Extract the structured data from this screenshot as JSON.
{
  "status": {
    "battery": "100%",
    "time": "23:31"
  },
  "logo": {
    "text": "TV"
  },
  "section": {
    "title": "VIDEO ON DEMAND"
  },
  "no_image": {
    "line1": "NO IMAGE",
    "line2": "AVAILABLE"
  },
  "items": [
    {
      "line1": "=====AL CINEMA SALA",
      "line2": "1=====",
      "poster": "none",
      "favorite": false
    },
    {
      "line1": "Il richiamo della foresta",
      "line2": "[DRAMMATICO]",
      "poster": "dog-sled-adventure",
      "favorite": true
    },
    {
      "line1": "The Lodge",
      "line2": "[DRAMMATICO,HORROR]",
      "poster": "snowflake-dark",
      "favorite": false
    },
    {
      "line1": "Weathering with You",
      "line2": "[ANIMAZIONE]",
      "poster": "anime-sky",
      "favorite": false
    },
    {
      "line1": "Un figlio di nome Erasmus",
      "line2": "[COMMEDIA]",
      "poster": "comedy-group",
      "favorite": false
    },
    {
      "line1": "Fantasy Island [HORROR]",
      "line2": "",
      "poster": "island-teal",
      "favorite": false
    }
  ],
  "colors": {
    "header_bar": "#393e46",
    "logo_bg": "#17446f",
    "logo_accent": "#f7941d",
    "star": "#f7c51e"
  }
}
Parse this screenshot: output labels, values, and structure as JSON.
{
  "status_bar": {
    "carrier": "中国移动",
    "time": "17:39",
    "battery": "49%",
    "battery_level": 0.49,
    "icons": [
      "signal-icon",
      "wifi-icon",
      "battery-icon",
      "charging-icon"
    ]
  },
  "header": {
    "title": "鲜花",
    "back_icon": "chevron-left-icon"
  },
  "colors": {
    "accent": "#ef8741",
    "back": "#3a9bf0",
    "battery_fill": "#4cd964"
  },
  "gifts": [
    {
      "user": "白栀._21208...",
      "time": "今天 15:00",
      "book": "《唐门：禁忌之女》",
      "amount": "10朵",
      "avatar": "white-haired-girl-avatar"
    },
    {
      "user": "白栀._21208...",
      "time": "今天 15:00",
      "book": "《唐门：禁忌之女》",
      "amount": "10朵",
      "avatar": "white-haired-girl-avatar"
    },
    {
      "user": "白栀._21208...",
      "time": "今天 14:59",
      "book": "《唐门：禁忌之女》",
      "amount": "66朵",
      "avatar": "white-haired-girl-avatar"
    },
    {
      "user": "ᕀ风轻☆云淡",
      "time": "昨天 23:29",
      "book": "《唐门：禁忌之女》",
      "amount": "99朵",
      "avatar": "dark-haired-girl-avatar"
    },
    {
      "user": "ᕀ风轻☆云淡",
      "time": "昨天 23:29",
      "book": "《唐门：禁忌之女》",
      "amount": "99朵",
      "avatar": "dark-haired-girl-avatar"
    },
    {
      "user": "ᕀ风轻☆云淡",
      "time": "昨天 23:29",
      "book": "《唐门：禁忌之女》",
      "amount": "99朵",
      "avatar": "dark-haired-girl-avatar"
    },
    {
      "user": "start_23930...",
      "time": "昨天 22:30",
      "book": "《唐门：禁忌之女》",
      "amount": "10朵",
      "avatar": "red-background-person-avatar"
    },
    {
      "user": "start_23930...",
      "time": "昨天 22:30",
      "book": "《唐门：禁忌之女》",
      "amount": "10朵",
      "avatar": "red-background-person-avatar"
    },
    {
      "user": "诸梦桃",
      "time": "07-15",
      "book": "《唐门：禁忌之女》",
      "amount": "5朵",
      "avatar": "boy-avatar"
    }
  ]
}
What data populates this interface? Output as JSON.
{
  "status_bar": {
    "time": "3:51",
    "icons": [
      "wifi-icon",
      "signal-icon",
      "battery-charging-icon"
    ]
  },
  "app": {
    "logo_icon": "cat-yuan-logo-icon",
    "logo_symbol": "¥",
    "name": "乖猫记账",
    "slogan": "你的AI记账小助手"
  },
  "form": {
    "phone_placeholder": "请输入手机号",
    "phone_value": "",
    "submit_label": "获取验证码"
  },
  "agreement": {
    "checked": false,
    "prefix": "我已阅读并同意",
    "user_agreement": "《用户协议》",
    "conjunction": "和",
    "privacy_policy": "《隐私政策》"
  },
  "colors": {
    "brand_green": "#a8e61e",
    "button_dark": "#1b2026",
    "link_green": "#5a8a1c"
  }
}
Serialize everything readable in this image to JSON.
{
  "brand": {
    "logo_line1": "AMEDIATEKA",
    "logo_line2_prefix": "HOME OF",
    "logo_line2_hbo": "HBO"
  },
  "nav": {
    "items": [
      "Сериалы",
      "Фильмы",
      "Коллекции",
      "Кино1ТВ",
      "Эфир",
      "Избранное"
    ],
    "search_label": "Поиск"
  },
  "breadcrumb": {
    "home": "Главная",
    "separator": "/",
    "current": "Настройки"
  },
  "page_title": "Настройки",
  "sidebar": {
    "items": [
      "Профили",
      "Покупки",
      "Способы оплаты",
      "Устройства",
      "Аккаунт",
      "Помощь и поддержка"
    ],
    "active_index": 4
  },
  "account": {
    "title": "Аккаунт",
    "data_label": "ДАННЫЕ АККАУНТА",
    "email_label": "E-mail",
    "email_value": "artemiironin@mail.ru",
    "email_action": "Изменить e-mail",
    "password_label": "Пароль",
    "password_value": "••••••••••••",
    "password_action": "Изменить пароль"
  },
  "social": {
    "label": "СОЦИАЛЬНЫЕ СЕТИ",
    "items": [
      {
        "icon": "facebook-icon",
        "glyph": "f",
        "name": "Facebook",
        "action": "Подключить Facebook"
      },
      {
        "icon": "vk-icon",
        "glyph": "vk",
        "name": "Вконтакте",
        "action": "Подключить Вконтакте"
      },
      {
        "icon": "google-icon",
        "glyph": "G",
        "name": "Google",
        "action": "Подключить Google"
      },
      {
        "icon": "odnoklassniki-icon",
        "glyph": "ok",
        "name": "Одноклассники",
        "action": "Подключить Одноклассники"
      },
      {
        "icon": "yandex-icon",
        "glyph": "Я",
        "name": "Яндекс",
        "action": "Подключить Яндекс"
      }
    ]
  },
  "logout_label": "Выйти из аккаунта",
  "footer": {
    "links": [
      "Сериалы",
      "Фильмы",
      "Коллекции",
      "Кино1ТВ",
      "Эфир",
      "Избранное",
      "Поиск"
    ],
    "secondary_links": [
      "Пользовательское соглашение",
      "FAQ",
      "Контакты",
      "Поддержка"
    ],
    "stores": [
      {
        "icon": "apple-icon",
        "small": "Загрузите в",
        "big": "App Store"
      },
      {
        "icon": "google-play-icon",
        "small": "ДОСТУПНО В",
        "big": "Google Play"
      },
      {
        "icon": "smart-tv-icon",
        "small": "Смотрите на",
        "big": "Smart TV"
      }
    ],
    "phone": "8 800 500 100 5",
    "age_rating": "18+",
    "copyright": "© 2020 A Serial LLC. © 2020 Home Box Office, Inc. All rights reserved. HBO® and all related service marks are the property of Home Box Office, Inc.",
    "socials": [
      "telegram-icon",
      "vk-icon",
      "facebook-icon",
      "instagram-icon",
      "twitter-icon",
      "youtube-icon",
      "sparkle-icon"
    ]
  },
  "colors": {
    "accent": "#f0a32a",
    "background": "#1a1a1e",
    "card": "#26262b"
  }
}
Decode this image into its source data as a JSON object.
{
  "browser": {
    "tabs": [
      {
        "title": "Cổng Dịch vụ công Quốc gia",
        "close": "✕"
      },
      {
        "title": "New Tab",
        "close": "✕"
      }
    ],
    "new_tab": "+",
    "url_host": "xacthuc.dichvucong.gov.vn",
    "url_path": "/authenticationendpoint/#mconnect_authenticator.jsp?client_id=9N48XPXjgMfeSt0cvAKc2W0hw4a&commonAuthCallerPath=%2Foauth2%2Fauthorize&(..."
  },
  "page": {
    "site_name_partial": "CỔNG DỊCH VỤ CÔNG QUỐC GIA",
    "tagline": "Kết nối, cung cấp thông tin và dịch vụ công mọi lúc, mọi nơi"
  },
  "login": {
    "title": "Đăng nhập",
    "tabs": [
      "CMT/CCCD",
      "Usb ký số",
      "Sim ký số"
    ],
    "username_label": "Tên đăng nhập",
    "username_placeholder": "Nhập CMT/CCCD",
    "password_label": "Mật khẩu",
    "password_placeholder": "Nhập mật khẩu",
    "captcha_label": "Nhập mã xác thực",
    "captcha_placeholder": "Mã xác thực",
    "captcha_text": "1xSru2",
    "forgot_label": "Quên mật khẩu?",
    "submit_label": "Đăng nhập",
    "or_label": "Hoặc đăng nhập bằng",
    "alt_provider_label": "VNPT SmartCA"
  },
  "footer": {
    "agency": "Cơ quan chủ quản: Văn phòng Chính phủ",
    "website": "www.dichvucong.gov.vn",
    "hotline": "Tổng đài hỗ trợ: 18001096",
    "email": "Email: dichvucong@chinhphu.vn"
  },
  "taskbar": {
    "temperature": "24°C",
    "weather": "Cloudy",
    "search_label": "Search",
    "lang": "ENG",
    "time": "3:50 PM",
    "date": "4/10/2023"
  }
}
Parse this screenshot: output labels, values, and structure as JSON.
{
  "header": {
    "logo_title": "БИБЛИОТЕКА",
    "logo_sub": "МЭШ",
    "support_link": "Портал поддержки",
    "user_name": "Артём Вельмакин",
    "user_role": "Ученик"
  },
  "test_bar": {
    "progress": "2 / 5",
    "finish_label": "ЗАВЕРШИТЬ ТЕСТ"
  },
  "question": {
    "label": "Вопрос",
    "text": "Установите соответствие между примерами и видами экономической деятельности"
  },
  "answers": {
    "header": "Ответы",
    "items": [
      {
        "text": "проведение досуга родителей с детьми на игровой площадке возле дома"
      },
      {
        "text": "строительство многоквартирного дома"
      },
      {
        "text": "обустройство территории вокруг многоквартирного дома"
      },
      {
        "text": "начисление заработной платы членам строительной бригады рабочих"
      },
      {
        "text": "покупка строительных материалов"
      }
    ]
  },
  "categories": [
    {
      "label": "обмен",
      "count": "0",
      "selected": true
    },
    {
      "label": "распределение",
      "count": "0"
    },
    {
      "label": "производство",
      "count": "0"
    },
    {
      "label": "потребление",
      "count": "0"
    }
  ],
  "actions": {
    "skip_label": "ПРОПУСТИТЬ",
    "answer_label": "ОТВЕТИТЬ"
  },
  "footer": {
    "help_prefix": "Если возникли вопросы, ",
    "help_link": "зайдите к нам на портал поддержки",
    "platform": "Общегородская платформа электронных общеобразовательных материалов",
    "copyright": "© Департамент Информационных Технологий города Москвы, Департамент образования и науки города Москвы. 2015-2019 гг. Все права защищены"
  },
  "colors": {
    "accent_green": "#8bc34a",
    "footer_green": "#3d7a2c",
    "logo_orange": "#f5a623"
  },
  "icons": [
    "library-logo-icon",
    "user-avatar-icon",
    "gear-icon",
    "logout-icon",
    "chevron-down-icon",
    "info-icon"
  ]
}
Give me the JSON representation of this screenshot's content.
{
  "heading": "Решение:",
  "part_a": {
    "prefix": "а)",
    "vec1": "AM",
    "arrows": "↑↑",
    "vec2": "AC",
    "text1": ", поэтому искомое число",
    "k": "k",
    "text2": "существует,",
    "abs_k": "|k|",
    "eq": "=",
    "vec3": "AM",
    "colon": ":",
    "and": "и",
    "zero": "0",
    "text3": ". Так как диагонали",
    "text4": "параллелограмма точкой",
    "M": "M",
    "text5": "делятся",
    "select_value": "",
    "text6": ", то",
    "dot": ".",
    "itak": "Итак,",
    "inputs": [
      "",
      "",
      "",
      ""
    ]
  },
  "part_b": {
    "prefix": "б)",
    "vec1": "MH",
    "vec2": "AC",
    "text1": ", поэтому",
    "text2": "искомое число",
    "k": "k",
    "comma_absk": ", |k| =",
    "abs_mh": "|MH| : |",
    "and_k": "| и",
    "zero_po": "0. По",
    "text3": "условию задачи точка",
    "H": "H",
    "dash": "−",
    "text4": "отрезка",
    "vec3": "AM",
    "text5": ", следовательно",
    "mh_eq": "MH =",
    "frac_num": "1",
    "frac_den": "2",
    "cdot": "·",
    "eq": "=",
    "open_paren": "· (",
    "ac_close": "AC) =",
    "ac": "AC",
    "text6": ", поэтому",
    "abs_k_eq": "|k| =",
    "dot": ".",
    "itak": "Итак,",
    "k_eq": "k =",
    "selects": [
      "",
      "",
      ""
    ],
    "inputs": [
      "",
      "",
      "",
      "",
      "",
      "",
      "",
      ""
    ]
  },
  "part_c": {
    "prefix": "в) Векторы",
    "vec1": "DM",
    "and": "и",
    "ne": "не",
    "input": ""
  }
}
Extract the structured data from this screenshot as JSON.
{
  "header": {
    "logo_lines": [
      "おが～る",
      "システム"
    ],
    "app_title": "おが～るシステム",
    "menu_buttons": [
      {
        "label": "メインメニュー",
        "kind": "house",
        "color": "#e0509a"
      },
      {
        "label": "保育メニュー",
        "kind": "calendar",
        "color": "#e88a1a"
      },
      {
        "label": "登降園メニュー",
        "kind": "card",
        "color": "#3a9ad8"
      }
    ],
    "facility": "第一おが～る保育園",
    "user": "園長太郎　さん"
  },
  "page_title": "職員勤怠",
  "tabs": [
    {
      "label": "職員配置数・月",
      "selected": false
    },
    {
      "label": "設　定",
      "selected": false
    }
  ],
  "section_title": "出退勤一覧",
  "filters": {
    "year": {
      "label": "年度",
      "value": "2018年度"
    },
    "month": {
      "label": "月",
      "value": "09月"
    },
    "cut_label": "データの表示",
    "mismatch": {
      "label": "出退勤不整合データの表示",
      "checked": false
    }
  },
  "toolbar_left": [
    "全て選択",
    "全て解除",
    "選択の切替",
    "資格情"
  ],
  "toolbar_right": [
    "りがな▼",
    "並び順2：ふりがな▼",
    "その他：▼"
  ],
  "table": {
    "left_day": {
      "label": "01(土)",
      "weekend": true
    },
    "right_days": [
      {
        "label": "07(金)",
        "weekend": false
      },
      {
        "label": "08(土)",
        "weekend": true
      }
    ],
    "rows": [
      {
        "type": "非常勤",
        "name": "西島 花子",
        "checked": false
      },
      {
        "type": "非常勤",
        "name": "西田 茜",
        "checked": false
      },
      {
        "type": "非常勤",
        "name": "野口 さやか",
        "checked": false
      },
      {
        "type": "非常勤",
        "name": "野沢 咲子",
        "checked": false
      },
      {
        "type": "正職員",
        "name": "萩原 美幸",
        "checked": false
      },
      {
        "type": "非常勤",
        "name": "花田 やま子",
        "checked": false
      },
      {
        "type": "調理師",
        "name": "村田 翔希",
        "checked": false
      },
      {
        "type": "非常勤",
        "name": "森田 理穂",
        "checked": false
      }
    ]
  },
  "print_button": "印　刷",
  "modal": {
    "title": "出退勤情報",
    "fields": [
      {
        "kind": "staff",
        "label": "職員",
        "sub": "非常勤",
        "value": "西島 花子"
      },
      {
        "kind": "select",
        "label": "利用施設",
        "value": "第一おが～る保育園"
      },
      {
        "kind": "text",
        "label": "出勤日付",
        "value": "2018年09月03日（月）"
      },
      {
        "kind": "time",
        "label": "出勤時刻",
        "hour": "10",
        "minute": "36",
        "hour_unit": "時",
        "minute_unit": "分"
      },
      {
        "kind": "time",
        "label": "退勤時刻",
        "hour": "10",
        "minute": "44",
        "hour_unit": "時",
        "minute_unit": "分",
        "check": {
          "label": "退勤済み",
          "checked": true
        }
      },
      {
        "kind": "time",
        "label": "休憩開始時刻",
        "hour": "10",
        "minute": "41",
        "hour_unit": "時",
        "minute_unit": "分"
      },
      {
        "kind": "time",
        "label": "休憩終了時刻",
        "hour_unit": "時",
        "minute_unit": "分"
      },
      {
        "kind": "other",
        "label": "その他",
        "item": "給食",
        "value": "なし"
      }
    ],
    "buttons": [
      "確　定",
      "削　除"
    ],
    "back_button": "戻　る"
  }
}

━━━━━━━━━━━━━━━━━━━━

PROBLEM REQUIREMENTS ▸ Copy out every line from the records that has the word "многоквартирного".

OUTPUT FOR THIS TASK ▸
        "text": "строительство многоквартирного дома"
        "text": "обустройство территории вокруг многоквартирного дома"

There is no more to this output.